> Records to process:

------------

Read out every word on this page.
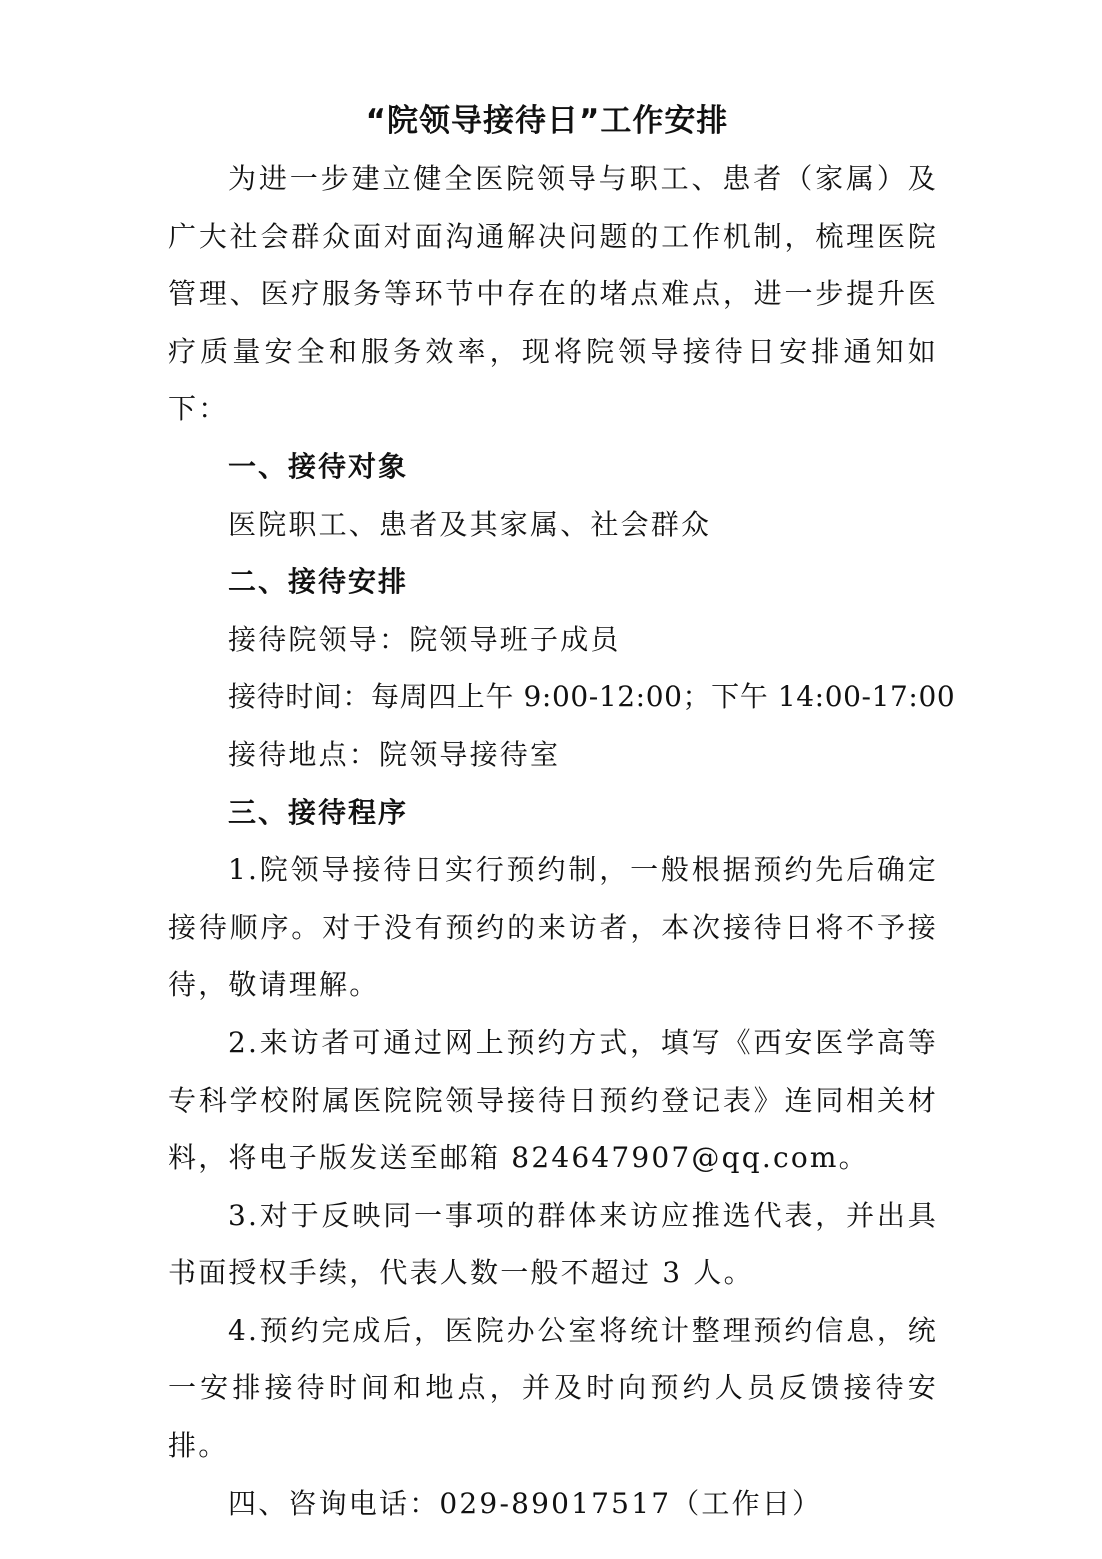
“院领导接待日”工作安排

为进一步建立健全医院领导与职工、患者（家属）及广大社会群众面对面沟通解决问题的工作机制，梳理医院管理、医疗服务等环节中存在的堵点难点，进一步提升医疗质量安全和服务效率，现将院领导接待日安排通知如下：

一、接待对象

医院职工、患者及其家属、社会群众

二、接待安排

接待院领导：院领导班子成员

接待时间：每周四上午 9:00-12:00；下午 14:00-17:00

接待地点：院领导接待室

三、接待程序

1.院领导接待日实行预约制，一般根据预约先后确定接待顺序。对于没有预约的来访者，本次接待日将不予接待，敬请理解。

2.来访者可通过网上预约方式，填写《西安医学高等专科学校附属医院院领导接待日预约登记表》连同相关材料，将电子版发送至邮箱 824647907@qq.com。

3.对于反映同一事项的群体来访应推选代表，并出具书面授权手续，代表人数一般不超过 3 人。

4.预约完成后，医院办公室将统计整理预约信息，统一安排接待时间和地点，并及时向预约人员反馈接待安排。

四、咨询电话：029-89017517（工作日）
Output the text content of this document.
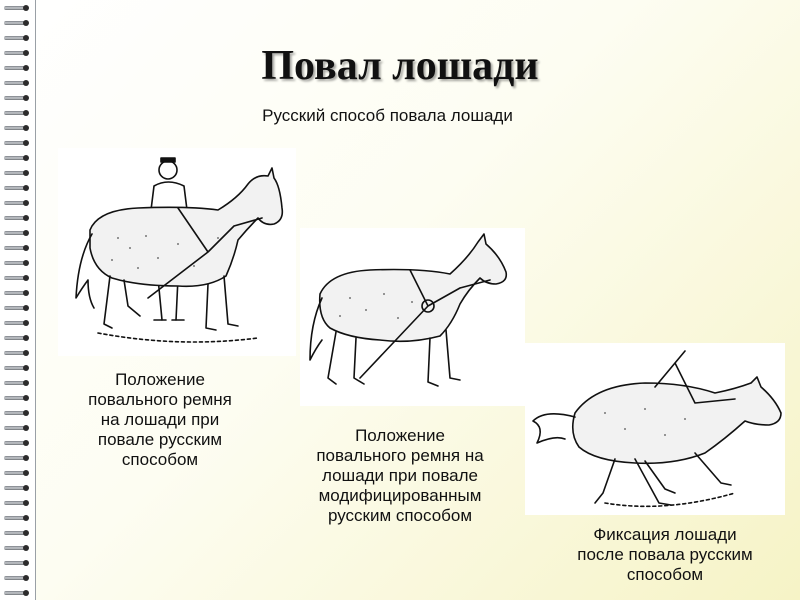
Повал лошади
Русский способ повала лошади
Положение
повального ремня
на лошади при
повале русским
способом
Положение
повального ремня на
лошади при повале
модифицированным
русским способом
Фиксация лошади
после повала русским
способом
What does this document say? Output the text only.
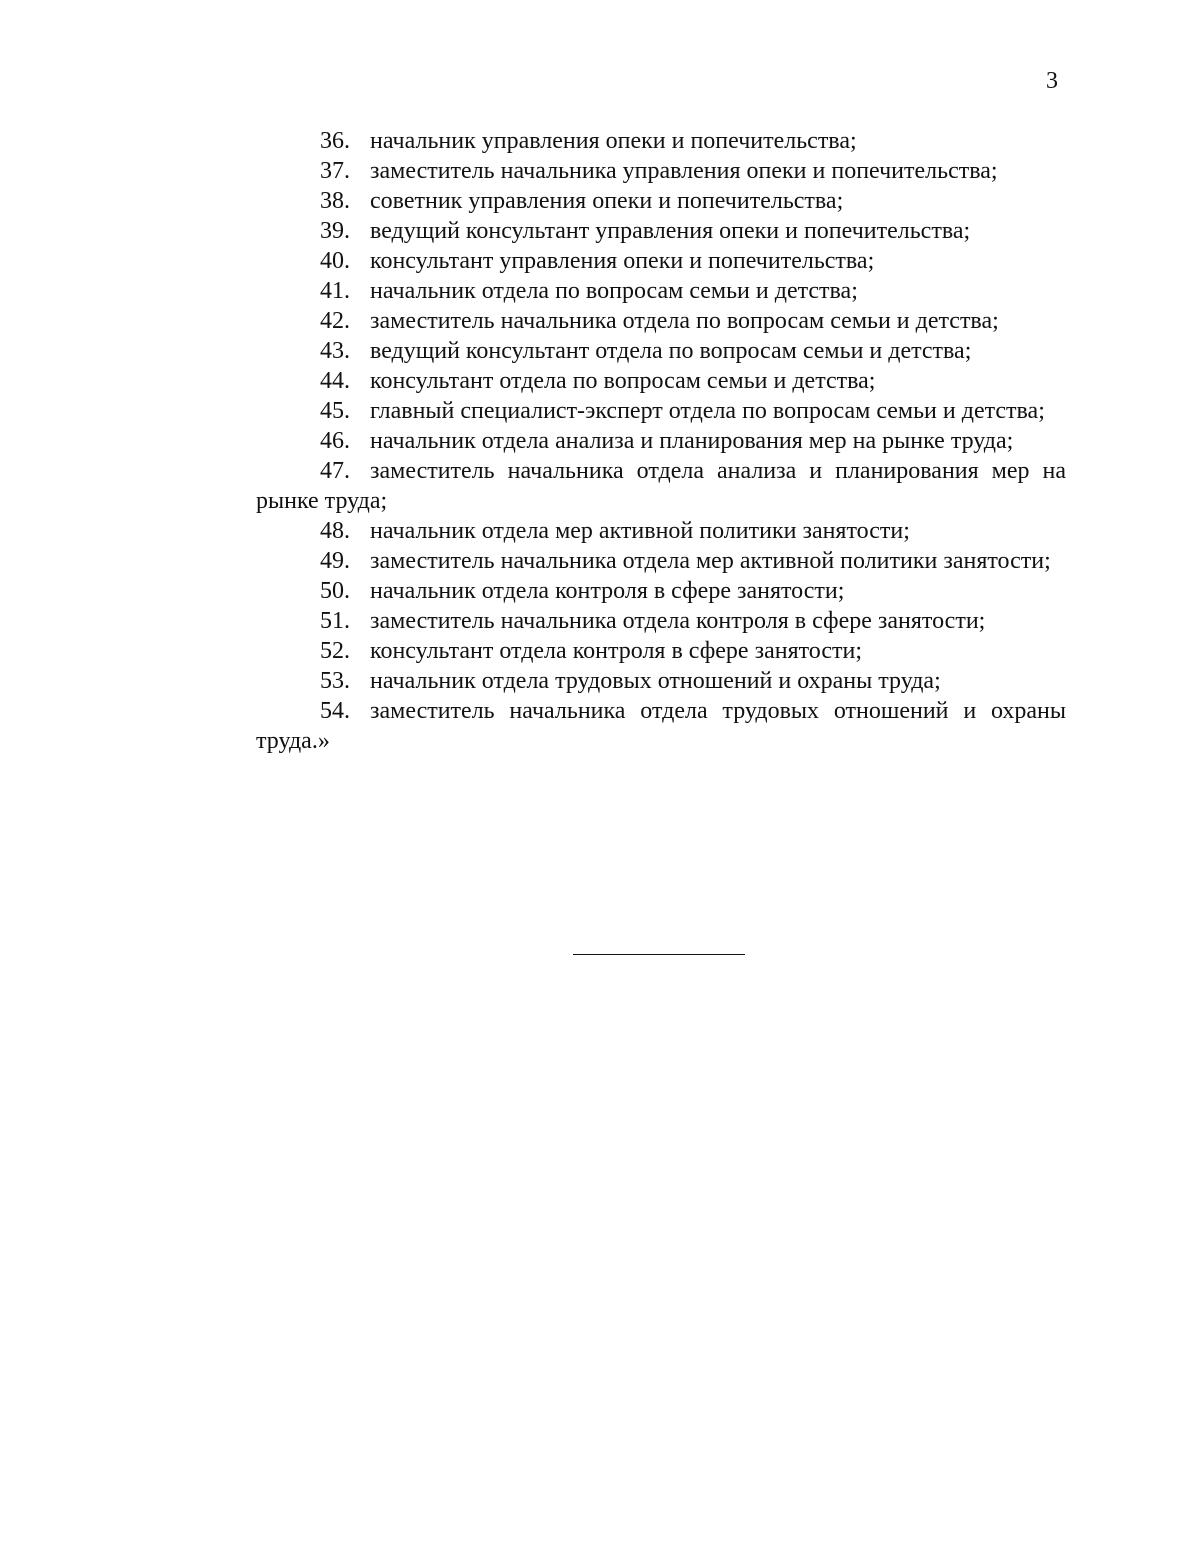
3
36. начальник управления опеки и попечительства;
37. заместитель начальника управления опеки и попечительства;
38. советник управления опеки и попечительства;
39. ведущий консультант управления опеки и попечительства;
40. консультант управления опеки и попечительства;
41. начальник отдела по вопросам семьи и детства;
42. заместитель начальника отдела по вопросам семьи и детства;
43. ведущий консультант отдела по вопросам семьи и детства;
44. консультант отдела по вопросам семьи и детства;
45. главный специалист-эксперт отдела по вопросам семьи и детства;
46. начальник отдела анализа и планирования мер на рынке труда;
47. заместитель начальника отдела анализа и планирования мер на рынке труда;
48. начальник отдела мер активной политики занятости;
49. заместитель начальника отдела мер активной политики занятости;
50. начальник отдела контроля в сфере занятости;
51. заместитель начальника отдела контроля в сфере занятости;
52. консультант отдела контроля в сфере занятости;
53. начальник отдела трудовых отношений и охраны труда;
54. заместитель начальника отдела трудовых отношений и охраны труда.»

------------

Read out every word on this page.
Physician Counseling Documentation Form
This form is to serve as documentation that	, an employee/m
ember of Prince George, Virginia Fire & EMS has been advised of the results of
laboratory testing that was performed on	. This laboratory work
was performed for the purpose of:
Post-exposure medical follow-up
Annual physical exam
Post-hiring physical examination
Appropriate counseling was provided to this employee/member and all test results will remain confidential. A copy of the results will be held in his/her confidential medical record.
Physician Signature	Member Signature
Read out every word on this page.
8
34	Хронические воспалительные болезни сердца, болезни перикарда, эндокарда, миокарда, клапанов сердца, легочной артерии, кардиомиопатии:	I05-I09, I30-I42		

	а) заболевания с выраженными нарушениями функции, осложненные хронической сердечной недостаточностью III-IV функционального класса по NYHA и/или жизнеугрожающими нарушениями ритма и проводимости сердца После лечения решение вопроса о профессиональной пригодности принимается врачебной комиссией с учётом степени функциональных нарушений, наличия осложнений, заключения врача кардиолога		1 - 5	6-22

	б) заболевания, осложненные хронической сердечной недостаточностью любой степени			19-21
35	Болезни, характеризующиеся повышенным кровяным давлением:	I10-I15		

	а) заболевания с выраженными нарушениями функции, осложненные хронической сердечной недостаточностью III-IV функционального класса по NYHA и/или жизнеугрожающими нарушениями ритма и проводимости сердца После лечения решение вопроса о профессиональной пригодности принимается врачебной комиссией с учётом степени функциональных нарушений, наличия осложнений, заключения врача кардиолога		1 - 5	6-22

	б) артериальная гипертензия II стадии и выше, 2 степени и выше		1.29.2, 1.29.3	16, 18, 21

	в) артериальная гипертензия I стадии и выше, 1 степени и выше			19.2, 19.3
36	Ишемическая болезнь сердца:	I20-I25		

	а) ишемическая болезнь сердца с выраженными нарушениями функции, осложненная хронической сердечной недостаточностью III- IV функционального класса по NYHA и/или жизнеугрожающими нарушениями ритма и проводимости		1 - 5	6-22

------------

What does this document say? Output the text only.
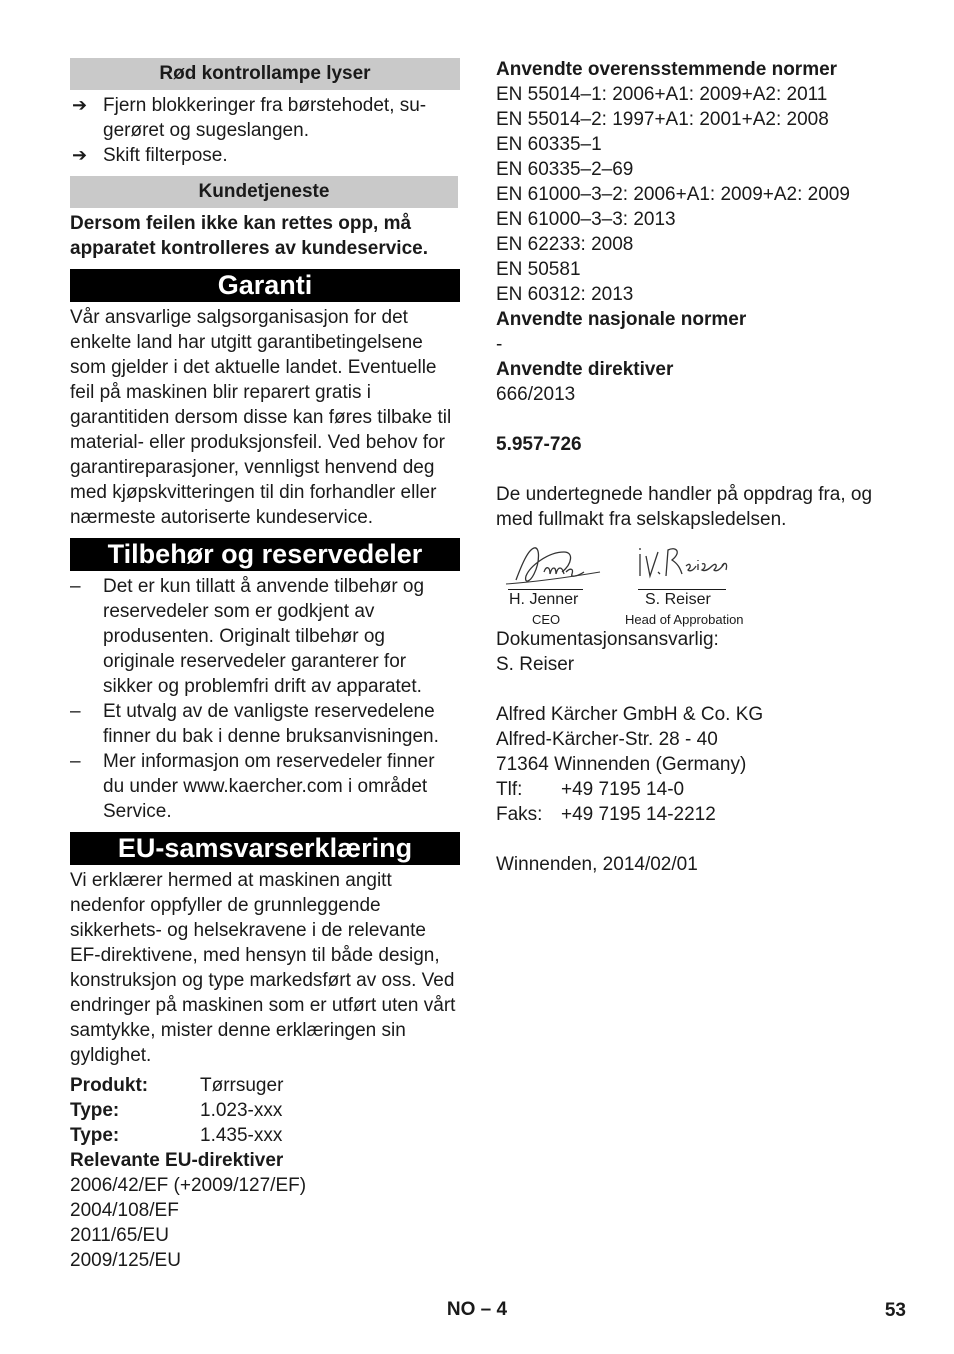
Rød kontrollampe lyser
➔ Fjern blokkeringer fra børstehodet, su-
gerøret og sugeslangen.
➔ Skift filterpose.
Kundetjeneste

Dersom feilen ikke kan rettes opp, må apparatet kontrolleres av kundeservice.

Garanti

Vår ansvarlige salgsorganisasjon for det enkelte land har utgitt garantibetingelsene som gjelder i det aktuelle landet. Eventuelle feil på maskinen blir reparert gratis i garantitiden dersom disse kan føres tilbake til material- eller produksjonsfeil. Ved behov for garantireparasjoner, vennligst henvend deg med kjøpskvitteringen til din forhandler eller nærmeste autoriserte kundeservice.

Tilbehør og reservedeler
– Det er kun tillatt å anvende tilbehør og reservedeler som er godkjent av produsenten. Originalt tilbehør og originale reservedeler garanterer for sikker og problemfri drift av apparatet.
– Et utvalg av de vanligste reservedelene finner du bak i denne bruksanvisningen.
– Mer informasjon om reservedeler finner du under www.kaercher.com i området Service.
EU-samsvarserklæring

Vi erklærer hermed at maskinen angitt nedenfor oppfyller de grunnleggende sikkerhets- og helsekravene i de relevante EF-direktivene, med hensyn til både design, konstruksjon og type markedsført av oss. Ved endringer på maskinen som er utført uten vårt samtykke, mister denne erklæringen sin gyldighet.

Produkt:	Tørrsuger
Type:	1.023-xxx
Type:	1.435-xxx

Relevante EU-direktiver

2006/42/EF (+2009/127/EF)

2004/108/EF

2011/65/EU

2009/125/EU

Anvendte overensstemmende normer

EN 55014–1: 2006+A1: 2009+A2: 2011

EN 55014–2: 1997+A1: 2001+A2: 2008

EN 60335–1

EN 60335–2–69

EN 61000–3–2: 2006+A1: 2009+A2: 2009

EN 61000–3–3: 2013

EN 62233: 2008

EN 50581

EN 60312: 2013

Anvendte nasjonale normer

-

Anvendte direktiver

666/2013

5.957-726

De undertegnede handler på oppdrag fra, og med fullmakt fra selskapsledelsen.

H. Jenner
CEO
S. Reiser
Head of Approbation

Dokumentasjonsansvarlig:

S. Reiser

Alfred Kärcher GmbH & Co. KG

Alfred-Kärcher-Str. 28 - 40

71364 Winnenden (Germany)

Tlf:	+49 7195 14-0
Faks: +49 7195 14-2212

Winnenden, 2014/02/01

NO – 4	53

------------

> Problem details: Which lines above contain "ведущий"? Show each of them.

> Finished exercise:
39. ведущий консультант управления опеки и попечительства;
43. ведущий консультант отдела по вопросам семьи и детства;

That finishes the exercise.